- GOAL -
Locate every line in the material below that has the word "this". Copy each of those lines.

- THE DATA -
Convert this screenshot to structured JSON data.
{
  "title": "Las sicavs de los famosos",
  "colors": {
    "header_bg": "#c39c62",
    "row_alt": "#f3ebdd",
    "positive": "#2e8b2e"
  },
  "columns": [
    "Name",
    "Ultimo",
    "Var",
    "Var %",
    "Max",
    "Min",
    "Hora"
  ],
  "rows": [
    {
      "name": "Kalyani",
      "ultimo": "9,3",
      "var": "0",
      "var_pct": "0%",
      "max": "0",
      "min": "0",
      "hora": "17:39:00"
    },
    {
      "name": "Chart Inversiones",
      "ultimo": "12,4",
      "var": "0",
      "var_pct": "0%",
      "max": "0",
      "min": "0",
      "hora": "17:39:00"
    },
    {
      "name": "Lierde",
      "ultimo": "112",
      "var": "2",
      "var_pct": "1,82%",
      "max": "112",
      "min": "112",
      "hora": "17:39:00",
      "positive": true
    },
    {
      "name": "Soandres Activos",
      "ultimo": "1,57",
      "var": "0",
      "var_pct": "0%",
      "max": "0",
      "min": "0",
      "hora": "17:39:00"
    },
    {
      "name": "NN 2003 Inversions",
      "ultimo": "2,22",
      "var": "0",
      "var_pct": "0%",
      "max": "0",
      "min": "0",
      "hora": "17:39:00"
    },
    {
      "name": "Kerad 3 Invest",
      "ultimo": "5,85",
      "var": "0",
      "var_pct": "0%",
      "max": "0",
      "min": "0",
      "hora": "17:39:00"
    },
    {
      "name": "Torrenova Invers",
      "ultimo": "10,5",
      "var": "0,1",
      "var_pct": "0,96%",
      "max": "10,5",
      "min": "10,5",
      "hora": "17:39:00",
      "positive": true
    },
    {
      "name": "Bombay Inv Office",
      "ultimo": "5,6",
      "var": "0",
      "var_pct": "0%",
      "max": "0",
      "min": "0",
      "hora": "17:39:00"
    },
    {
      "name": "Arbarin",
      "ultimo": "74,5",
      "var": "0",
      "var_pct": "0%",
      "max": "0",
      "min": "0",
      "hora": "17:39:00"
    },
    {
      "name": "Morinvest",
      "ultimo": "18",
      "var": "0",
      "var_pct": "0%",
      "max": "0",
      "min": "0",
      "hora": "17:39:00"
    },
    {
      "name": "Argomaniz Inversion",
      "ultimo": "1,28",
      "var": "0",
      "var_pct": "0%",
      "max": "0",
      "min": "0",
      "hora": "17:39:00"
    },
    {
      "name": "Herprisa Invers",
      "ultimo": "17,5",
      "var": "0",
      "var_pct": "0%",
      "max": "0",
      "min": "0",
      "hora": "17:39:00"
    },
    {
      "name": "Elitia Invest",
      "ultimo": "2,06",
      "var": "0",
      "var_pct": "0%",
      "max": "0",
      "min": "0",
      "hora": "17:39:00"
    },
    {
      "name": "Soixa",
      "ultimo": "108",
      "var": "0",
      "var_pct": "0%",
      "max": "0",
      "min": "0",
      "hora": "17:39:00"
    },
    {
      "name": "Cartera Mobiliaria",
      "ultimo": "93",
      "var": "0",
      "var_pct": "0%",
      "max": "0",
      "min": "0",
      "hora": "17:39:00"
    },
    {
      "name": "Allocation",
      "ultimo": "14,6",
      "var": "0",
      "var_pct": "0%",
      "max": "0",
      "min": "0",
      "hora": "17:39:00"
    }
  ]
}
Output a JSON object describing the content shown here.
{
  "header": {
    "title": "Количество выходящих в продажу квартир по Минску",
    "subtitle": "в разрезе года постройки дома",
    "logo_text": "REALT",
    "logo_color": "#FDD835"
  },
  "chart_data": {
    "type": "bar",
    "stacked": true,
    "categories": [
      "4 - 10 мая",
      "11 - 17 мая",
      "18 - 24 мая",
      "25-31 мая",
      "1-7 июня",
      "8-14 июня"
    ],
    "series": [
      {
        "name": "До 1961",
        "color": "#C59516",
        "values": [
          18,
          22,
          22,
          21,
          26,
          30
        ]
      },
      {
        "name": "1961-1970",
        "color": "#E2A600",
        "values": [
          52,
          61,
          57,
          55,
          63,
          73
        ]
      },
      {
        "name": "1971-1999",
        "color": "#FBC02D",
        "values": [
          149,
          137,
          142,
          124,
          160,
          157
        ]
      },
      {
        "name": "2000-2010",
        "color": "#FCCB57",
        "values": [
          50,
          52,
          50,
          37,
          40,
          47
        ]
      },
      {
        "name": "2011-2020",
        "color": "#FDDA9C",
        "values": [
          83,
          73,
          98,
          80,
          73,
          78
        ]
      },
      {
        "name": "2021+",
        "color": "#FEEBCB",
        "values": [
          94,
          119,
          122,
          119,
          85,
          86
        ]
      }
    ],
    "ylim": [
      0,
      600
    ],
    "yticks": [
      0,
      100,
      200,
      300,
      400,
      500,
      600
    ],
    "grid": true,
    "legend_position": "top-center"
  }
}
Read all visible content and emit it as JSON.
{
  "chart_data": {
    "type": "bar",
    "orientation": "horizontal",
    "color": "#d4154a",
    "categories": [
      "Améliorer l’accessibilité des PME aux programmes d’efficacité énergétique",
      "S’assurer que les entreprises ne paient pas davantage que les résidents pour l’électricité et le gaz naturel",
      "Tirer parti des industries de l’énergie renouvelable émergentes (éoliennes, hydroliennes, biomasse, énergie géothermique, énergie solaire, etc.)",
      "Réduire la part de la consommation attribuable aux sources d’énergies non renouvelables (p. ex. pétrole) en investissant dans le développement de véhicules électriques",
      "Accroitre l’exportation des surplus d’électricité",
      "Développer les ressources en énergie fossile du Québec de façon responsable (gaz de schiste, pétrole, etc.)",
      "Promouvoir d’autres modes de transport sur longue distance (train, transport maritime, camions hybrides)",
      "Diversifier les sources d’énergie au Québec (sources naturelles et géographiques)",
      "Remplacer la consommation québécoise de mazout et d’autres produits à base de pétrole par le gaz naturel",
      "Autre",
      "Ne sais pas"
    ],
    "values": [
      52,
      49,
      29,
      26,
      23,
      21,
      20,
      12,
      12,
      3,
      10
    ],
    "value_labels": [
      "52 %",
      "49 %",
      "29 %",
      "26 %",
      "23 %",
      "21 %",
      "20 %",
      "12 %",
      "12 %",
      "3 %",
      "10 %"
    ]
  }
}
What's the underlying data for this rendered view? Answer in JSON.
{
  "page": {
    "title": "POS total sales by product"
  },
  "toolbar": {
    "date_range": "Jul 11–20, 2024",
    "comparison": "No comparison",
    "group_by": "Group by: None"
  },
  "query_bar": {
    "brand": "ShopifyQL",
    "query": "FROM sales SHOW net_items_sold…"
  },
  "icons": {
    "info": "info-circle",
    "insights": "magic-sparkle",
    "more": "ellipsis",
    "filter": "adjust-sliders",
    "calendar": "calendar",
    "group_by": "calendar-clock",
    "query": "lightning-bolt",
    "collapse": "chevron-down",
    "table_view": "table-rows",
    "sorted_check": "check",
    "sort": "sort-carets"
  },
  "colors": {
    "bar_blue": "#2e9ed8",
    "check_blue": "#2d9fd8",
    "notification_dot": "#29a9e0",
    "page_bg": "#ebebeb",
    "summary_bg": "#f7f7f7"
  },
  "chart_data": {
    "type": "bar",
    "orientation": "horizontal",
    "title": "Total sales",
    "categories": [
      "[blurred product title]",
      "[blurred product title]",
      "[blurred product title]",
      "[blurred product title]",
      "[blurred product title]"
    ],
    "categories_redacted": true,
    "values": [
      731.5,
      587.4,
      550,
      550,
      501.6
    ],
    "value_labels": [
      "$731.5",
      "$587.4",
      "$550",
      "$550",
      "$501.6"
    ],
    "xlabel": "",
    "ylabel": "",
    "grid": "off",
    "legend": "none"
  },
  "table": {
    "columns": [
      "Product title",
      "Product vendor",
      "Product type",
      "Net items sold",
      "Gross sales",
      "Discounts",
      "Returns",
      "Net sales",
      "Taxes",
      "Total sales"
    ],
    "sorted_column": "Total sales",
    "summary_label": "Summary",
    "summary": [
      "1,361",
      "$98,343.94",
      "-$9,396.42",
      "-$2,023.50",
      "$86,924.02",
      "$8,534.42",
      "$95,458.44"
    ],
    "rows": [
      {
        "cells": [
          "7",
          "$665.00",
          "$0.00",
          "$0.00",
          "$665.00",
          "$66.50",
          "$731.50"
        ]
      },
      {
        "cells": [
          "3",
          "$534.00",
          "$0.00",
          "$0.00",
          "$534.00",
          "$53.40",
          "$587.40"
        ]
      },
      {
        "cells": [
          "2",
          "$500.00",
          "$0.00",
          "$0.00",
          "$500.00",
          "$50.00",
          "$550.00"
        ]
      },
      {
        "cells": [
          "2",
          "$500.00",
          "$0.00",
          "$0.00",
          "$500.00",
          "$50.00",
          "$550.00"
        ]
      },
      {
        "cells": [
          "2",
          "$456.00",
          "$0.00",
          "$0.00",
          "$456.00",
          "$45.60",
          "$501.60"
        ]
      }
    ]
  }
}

- FULL ANSWER -
Convert this screenshot to structured JSON data.
What's the underlying data for this rendered view? Answer in JSON.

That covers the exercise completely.